**Aim of the exercise:**
Go through the lines below and copy each one that holds the string "content".

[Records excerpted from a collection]
>>>>

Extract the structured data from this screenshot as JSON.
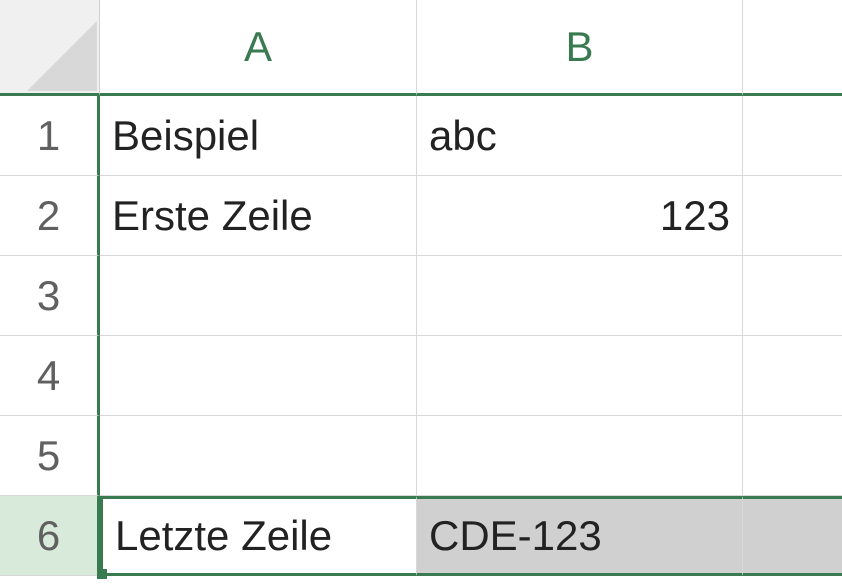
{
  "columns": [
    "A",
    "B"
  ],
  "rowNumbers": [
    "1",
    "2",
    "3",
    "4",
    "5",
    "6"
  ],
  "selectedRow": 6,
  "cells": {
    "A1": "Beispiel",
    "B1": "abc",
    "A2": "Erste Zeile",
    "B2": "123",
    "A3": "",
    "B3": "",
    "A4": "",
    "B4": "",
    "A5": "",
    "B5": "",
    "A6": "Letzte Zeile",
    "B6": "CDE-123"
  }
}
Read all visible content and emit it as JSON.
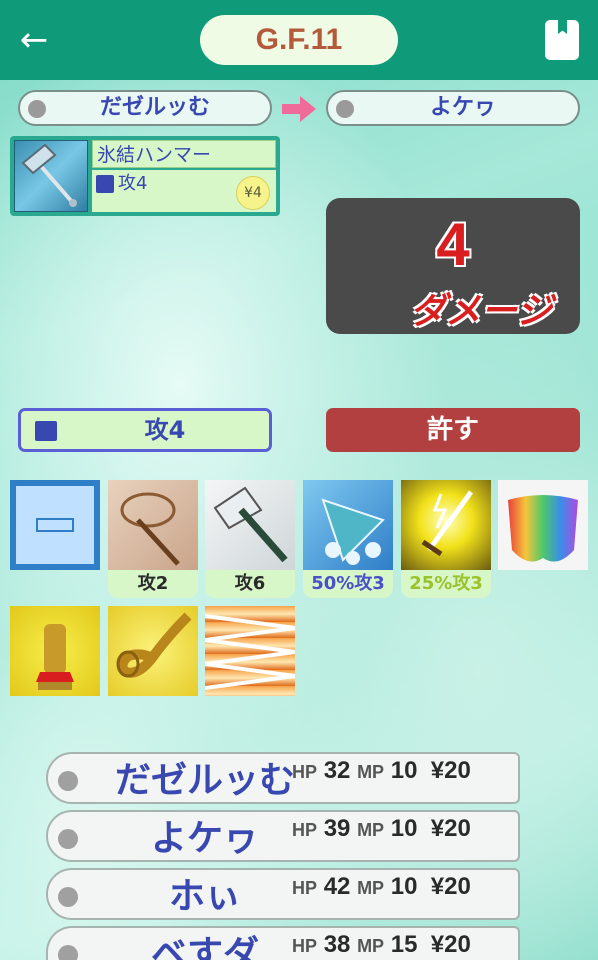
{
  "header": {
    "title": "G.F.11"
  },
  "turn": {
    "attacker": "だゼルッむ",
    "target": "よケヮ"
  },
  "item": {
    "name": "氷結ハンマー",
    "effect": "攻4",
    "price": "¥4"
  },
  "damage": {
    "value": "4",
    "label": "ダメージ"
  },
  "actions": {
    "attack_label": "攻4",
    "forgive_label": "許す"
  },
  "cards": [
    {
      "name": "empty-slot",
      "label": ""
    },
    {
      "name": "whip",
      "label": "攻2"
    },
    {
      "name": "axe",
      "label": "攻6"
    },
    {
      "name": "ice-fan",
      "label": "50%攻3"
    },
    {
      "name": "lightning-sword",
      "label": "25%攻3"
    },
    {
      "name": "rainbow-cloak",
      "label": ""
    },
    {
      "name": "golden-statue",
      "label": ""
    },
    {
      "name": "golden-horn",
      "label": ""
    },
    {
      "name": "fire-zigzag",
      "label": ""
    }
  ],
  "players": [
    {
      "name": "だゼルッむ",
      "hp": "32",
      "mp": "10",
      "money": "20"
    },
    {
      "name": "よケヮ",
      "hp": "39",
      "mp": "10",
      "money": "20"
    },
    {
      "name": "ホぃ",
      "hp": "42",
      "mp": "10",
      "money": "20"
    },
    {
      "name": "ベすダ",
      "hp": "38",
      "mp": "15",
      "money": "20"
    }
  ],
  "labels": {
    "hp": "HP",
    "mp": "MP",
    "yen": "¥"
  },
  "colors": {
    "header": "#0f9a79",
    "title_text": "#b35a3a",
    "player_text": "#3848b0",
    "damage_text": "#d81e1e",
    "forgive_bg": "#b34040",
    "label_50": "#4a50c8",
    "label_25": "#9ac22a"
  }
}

<<<<
>>>>

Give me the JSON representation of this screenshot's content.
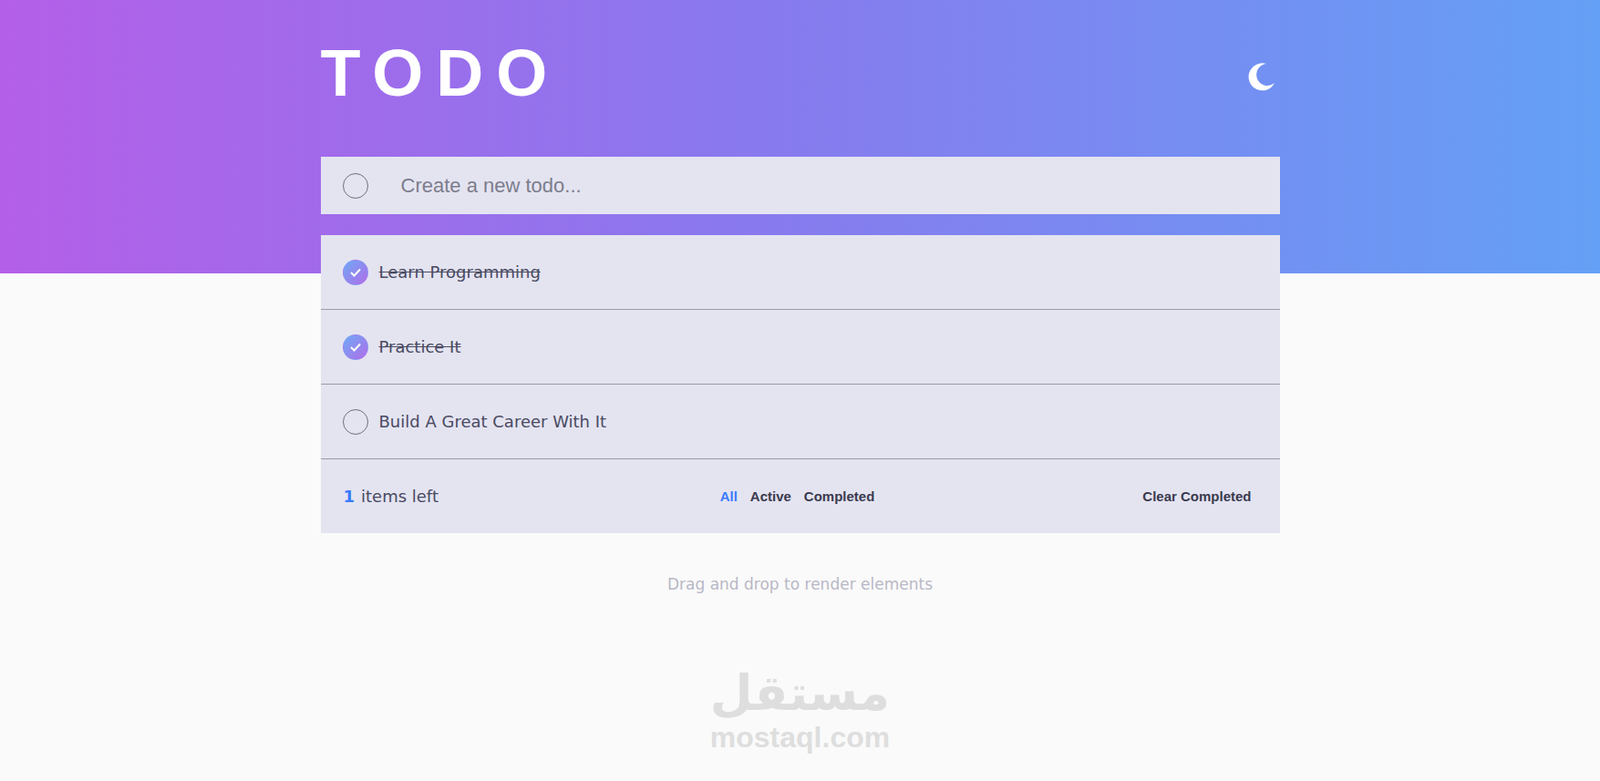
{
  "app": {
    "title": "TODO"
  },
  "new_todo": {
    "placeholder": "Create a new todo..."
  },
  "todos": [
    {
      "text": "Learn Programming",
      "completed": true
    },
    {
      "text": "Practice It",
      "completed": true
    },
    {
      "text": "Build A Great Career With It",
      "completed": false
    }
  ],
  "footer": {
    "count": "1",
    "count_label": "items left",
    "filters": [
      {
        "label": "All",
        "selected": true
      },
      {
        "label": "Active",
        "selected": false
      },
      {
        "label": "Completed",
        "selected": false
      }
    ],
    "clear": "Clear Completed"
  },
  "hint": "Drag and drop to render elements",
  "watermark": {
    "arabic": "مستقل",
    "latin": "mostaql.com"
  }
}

<<<<

**Solved exercise:**
Read all visible content and emit it as JSON.
Give me the JSON representation of this screenshot's content.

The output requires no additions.